Saved data entries:
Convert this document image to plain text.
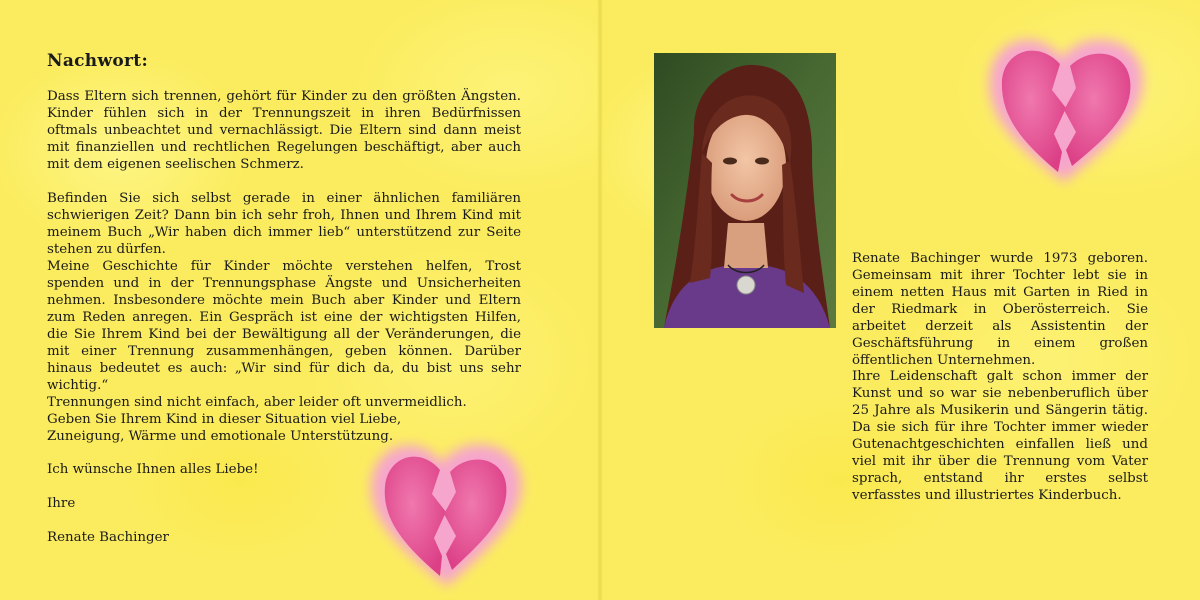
Nachwort:

Dass Eltern sich trennen, gehört für Kinder zu den größten Ängsten. Kinder fühlen sich in der Trennungszeit in ihren Bedürfnissen oftmals unbeachtet und vernachlässigt. Die Eltern sind dann meist mit finanziellen und rechtlichen Regelungen beschäftigt, aber auch mit dem eigenen seelischen Schmerz.

Befinden Sie sich selbst gerade in einer ähnlichen familiären schwierigen Zeit? Dann bin ich sehr froh, Ihnen und Ihrem Kind mit meinem Buch „Wir haben dich immer lieb“ unterstützend zur Seite stehen zu dürfen.

Meine Geschichte für Kinder möchte verstehen helfen, Trost spenden und in der Trennungsphase Ängste und Unsicherheiten nehmen. Insbesondere möchte mein Buch aber Kinder und Eltern zum Reden anregen. Ein Gespräch ist eine der wichtigsten Hilfen, die Sie Ihrem Kind bei der Bewältigung all der Veränderungen, die mit einer Trennung zusammenhängen, geben können. Darüber hinaus bedeutet es auch: „Wir sind für dich da, du bist uns sehr wichtig.“

Trennungen sind nicht einfach, aber leider oft unvermeidlich. Geben Sie Ihrem Kind in dieser Situation viel Liebe, Zuneigung, Wärme und emotionale Unterstützung.

Ich wünsche Ihnen alles Liebe!

Ihre

Renate Bachinger

Renate Bachinger wurde 1973 geboren. Gemeinsam mit ihrer Tochter lebt sie in einem netten Haus mit Garten in Ried in der Riedmark in Oberösterreich. Sie arbeitet derzeit als Assistentin der Geschäftsführung in einem großen öffentlichen Unternehmen.

Ihre Leidenschaft galt schon immer der Kunst und so war sie nebenberuflich über 25 Jahre als Musikerin und Sängerin tätig. Da sie sich für ihre Tochter immer wieder Gutenachtgeschichten einfallen ließ und viel mit ihr über die Trennung vom Vater sprach, entstand ihr erstes selbst verfasstes und illustriertes Kinderbuch.
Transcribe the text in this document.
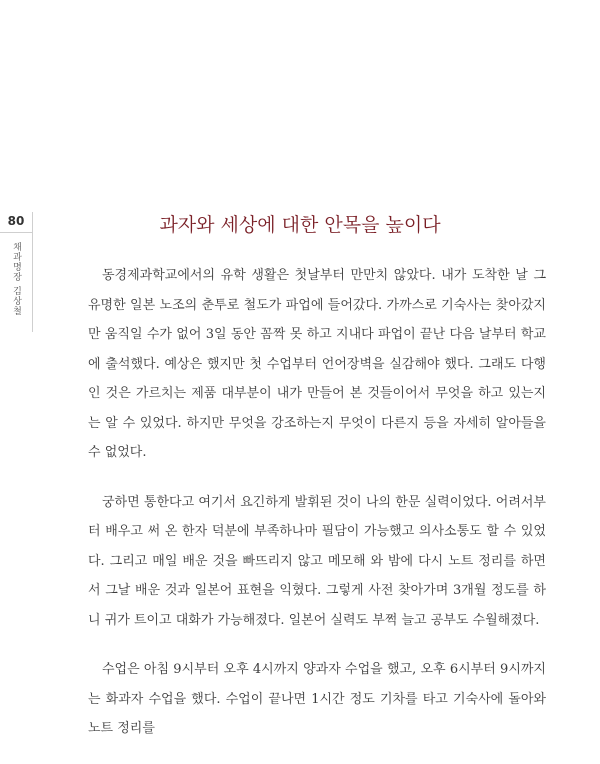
80
채과명장 김상철
과자와 세상에 대한 안목을 높이다

동경제과학교에서의 유학 생활은 첫날부터 만만치 않았다. 내가 도착한 날 그 유명한 일본 노조의 춘투로 철도가 파업에 들어갔다. 가까스로 기숙사는 찾아갔지만 움직일 수가 없어 3일 동안 꼼짝 못 하고 지내다 파업이 끝난 다음 날부터 학교에 출석했다. 예상은 했지만 첫 수업부터 언어장벽을 실감해야 했다. 그래도 다행인 것은 가르치는 제품 대부분이 내가 만들어 본 것들이어서 무엇을 하고 있는지는 알 수 있었다. 하지만 무엇을 강조하는지 무엇이 다른지 등을 자세히 알아들을 수 없었다.

궁하면 통한다고 여기서 요긴하게 발휘된 것이 나의 한문 실력이었다. 어려서부터 배우고 써 온 한자 덕분에 부족하나마 필담이 가능했고 의사소통도 할 수 있었다. 그리고 매일 배운 것을 빠뜨리지 않고 메모해 와 밤에 다시 노트 정리를 하면서 그날 배운 것과 일본어 표현을 익혔다. 그렇게 사전 찾아가며 3개월 정도를 하니 귀가 트이고 대화가 가능해졌다. 일본어 실력도 부쩍 늘고 공부도 수월해졌다.

수업은 아침 9시부터 오후 4시까지 양과자 수업을 했고, 오후 6시부터 9시까지는 화과자 수업을 했다. 수업이 끝나면 1시간 정도 기차를 타고 기숙사에 돌아와 노트 정리를
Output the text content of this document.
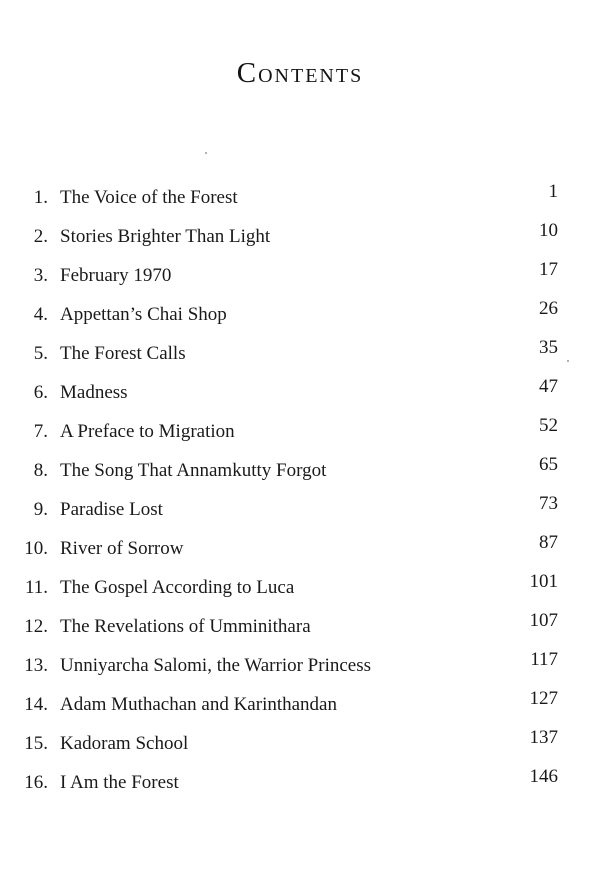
Contents
1. The Voice of the Forest	1
2. Stories Brighter Than Light	10
3. February 1970	17
4. Appettan’s Chai Shop	26
5. The Forest Calls	35
6. Madness	47
7. A Preface to Migration	52
8. The Song That Annamkutty Forgot	65
9. Paradise Lost	73
10. River of Sorrow	87
11. The Gospel According to Luca	101
12. The Revelations of Umminithara	107
13. Unniyarcha Salomi, the Warrior Princess	117
14. Adam Muthachan and Karinthandan	127
15. Kadoram School	137
16. I Am the Forest	146
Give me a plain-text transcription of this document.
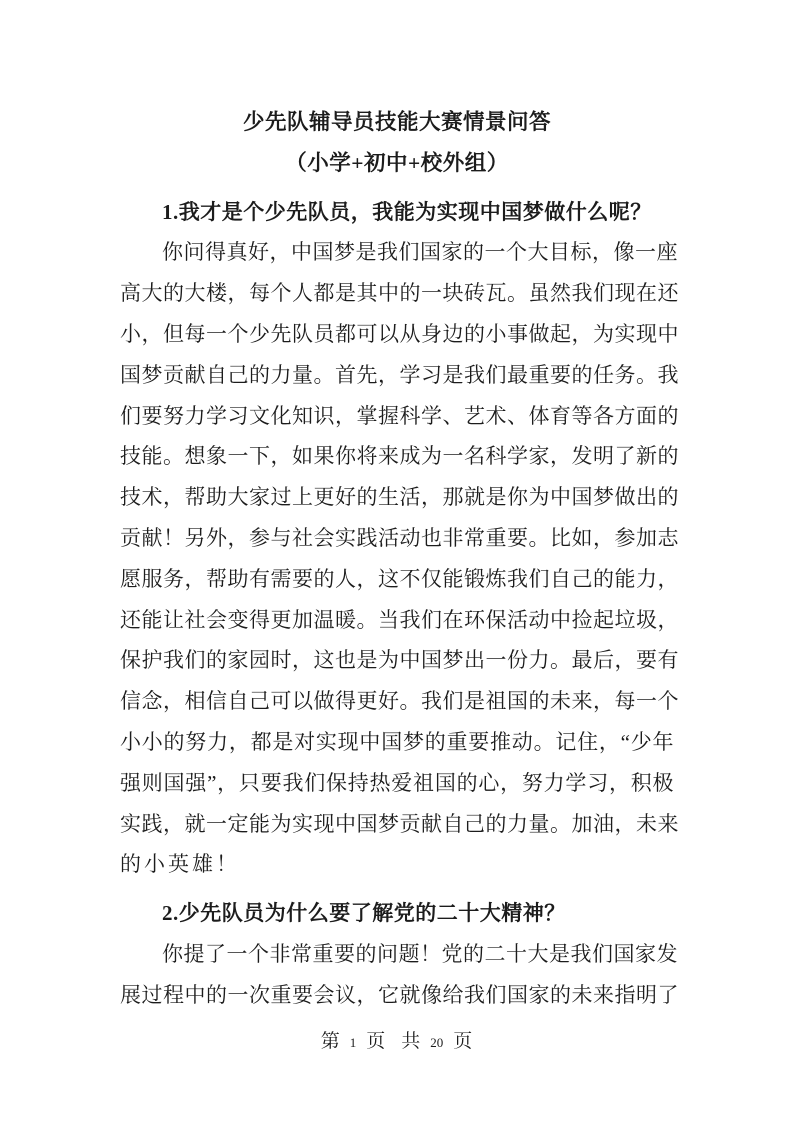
少先队辅导员技能大赛情景问答
（小学+初中+校外组）
1.我才是个少先队员，我能为实现中国梦做什么呢？
你问得真好，中国梦是我们国家的一个大目标，像一座
高大的大楼，每个人都是其中的一块砖瓦。虽然我们现在还
小，但每一个少先队员都可以从身边的小事做起，为实现中
国梦贡献自己的力量。首先，学习是我们最重要的任务。我
们要努力学习文化知识，掌握科学、艺术、体育等各方面的
技能。想象一下，如果你将来成为一名科学家，发明了新的
技术，帮助大家过上更好的生活，那就是你为中国梦做出的
贡献！另外，参与社会实践活动也非常重要。比如，参加志
愿服务，帮助有需要的人，这不仅能锻炼我们自己的能力，
还能让社会变得更加温暖。当我们在环保活动中捡起垃圾，
保护我们的家园时，这也是为中国梦出一份力。最后，要有
信念，相信自己可以做得更好。我们是祖国的未来，每一个
小小的努力，都是对实现中国梦的重要推动。记住，“少年
强则国强”，只要我们保持热爱祖国的心，努力学习，积极
实践，就一定能为实现中国梦贡献自己的力量。加油，未来
的小英雄！
2.少先队员为什么要了解党的二十大精神？
你提了一个非常重要的问题！党的二十大是我们国家发
展过程中的一次重要会议，它就像给我们国家的未来指明了
第 1 页 共 20 页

| DIRECTIVE |
Every line in the data that holds "Liebe" should be copied out.

| TASK ANSWER |
Trennungen sind nicht einfach, aber leider oft unvermeidlich. Geben Sie Ihrem Kind in dieser Situation viel Liebe, Zuneigung, Wärme und emotionale Unterstützung.
Ich wünsche Ihnen alles Liebe!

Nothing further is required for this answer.